:: Directions for this task ::
Pick out every line in the data below that holds "конечно".

--- start of Source material ---

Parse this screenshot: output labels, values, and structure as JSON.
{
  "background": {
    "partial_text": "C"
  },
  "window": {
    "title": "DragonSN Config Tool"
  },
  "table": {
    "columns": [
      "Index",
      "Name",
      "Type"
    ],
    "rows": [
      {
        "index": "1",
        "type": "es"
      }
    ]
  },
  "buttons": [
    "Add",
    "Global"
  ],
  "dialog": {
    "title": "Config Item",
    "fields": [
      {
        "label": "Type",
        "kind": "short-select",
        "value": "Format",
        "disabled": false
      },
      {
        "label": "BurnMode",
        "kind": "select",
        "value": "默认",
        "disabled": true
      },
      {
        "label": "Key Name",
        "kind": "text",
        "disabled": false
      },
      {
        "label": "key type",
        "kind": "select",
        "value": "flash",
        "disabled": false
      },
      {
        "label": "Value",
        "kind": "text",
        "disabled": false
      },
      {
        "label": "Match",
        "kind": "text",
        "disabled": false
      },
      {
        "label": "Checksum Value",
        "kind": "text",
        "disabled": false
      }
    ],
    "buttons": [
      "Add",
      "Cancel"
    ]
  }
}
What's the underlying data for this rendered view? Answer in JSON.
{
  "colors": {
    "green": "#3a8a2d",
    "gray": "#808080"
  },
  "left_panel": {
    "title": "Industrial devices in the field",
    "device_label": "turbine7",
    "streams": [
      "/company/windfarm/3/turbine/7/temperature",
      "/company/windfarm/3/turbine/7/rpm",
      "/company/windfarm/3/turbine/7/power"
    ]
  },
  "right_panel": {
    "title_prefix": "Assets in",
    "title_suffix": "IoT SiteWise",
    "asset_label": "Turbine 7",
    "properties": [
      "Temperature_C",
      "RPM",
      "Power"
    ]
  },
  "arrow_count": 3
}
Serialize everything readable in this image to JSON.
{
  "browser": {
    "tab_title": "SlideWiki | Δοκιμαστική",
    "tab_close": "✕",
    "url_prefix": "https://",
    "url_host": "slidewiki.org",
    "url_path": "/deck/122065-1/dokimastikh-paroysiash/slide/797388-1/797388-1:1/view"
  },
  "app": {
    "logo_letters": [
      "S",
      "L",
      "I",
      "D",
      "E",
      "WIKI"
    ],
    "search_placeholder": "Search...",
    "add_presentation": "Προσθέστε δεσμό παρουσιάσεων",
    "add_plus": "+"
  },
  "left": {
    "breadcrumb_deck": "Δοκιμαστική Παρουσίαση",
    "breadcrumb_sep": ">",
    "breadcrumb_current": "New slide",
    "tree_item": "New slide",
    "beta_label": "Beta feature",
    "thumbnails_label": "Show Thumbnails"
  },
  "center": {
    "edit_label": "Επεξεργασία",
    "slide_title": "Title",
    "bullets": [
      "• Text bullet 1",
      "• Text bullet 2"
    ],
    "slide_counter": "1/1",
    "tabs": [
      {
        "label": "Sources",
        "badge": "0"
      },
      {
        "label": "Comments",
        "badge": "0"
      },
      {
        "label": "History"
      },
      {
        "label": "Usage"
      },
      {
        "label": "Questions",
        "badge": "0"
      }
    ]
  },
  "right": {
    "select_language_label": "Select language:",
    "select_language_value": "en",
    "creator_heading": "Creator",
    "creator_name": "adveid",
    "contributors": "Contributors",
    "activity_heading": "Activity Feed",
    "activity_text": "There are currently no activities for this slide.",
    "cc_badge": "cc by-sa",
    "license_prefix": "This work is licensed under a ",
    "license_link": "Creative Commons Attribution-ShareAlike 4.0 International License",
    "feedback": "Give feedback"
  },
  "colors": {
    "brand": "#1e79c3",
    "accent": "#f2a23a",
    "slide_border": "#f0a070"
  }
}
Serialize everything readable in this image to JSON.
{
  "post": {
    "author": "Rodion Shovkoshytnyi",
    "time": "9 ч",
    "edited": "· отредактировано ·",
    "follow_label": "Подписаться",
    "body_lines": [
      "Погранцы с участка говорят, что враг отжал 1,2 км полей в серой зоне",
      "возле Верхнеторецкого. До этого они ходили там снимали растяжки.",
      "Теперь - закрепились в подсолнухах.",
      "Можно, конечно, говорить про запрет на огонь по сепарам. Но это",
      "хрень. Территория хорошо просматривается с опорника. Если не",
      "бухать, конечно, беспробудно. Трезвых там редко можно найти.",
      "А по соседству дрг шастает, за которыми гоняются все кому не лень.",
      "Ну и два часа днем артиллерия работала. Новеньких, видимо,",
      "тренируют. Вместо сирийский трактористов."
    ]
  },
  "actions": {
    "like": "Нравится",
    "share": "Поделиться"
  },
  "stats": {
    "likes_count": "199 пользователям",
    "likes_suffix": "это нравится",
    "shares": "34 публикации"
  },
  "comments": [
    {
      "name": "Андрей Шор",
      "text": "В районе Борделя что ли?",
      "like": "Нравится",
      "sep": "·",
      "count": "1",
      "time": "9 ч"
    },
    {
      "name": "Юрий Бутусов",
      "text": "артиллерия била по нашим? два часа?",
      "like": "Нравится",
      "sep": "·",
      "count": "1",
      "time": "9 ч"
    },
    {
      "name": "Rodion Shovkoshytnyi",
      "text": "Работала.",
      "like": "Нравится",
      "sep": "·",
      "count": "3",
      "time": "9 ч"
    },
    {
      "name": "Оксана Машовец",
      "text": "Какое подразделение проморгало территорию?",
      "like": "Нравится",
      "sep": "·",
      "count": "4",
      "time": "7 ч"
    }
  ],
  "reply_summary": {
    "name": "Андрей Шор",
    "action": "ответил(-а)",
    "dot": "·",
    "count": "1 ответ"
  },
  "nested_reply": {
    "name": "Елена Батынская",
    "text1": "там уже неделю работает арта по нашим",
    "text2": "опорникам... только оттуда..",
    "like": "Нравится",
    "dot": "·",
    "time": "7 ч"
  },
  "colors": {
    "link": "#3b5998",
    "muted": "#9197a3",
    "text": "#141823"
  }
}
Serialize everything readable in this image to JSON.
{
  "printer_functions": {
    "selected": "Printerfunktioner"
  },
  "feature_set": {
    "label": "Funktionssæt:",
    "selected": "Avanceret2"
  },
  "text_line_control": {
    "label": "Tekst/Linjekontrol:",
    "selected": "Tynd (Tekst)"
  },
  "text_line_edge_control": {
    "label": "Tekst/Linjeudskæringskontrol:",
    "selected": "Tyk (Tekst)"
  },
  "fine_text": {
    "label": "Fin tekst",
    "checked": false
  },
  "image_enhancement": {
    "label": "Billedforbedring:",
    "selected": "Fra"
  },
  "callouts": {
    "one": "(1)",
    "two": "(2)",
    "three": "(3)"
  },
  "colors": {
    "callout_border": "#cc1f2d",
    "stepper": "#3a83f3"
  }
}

--- end of Source material ---

:: Exercise solution ::
      "Можно, конечно, говорить про запрет на огонь по сепарам. Но это",
      "бухать, конечно, беспробудно. Трезвых там редко можно найти.",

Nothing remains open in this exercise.